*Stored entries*
================

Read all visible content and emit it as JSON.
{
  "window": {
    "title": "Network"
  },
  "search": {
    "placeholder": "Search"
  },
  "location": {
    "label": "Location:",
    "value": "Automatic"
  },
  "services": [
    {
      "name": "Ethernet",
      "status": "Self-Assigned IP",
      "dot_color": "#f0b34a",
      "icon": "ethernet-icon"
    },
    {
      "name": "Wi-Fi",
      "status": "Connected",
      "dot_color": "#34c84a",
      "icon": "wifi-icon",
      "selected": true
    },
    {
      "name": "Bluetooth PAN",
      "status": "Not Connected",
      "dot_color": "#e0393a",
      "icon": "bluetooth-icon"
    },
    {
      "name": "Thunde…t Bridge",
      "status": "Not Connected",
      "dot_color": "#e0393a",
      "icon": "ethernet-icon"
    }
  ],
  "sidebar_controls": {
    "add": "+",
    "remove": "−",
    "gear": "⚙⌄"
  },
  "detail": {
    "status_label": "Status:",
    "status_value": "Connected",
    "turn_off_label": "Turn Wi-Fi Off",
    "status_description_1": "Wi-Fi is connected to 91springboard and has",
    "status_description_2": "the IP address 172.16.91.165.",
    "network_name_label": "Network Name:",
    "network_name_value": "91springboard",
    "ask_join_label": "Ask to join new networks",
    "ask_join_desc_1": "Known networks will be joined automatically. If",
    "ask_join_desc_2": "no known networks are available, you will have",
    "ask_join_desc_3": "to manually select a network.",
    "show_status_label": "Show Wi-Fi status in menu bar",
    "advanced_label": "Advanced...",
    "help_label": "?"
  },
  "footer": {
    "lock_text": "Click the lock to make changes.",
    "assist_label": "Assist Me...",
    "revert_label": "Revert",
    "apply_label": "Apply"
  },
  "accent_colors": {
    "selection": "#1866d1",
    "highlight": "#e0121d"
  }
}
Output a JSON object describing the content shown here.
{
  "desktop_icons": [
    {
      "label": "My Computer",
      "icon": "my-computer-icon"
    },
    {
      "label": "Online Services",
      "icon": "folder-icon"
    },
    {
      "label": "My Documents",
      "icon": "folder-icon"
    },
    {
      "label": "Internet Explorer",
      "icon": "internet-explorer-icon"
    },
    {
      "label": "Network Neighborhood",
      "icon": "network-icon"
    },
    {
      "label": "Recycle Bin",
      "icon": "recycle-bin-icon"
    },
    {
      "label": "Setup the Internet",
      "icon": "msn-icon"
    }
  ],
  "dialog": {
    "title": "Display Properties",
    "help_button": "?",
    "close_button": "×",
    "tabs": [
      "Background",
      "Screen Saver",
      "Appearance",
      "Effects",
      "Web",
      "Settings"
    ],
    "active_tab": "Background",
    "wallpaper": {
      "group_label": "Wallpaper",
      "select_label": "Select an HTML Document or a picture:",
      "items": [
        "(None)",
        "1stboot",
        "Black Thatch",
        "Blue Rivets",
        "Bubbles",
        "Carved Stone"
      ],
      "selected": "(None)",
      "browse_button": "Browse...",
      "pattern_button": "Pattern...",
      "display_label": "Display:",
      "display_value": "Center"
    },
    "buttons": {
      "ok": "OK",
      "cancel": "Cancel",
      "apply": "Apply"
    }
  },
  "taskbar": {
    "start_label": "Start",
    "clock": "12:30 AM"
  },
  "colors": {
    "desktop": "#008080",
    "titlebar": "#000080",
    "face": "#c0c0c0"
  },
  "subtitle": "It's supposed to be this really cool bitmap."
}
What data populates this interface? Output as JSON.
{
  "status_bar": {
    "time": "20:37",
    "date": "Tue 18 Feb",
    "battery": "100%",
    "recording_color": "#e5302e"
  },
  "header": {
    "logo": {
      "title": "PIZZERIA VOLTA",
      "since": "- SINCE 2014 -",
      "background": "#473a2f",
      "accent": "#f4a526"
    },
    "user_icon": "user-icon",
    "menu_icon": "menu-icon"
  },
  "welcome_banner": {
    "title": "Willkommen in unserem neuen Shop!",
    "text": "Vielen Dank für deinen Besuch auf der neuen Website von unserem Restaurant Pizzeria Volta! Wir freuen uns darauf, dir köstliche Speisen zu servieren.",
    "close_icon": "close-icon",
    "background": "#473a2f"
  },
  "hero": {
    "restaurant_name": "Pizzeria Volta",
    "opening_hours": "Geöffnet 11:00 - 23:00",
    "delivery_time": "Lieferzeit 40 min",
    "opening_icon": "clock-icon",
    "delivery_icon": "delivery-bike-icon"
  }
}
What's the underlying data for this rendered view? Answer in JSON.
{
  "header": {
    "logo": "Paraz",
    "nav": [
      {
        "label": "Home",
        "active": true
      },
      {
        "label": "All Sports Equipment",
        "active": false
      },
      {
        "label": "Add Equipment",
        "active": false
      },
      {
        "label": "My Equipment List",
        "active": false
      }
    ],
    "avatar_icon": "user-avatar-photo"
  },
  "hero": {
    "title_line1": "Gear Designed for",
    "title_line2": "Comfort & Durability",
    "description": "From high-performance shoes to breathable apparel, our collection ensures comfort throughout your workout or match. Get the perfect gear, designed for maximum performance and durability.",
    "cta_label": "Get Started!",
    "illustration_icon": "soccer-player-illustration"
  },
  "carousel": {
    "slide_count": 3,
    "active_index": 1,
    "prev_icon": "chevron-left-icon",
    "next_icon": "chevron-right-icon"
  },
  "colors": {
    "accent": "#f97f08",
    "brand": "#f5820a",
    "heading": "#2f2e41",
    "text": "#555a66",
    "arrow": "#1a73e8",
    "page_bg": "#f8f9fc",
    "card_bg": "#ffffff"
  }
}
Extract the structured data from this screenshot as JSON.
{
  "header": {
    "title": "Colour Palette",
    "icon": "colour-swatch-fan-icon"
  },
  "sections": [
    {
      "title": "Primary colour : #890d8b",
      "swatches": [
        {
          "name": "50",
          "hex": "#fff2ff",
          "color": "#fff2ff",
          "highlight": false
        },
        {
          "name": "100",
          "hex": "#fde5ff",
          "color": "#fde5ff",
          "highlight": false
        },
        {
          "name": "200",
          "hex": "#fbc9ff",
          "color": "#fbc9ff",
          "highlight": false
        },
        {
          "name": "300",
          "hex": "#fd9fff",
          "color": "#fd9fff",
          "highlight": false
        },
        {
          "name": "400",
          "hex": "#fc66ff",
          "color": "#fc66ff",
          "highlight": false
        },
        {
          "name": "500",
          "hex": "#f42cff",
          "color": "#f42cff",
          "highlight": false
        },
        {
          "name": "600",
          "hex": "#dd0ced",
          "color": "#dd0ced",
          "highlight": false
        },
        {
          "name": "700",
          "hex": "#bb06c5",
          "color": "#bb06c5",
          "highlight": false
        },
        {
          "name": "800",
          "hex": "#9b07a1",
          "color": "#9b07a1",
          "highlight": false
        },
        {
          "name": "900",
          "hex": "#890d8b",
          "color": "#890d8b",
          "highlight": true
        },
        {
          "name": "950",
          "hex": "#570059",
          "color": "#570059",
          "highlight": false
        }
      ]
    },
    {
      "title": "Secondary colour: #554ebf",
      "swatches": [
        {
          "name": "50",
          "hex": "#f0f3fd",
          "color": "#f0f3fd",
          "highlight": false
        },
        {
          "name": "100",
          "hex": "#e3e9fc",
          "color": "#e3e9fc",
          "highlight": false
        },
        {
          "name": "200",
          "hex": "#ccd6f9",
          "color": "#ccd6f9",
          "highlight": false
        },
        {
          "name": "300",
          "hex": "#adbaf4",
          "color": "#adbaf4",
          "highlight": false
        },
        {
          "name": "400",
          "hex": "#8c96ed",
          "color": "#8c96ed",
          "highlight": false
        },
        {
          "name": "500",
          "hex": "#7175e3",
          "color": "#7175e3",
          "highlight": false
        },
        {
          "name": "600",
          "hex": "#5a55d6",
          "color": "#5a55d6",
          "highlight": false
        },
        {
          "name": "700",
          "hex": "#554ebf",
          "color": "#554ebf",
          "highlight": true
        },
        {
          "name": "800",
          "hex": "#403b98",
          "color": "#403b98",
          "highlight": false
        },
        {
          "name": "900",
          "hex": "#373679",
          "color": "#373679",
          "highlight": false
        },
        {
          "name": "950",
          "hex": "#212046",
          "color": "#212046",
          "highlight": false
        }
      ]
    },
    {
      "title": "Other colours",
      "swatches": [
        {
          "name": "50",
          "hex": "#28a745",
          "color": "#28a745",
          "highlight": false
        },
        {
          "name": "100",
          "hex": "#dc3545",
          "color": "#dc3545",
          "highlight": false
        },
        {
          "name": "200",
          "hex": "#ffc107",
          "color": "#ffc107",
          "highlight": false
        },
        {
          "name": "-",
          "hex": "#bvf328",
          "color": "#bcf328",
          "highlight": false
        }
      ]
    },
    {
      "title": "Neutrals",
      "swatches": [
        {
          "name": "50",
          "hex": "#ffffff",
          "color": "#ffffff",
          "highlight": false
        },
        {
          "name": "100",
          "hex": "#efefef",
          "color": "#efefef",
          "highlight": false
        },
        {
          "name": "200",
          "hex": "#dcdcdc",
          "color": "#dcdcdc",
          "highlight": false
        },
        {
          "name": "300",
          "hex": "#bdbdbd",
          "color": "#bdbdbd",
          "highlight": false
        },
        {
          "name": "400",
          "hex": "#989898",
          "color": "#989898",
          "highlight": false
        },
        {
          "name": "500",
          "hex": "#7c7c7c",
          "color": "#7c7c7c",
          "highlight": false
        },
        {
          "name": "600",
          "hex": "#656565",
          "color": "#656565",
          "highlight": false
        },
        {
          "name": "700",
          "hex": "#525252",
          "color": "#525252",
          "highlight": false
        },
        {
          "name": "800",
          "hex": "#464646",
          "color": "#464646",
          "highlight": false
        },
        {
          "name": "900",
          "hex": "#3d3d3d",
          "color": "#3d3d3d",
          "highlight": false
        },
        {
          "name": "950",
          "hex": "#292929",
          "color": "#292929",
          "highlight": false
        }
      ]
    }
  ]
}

================

Find how many lines in the listing hold "JSON", and reply with that number only.

*ANSWER TO THIS EXERCISE*
5